◆ What to work on ◆
Each line of the data that includes the string "leaves" is to be copied out.

>> start Stored records

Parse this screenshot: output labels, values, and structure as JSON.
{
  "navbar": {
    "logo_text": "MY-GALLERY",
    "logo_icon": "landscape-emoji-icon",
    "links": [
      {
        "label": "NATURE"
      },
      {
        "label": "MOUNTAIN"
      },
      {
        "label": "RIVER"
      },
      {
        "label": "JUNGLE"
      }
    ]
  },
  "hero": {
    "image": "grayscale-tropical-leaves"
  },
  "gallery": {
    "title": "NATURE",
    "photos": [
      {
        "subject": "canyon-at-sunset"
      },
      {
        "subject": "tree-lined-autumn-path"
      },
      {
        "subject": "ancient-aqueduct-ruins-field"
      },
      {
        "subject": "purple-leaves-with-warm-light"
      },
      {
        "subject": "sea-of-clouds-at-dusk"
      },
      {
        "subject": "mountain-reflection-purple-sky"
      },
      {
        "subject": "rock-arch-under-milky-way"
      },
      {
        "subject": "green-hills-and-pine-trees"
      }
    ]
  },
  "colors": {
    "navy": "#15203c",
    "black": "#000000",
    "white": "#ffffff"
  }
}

>> end Stored records

◆ Solved problem ◆
    "image": "grayscale-tropical-leaves"
        "subject": "purple-leaves-with-warm-light"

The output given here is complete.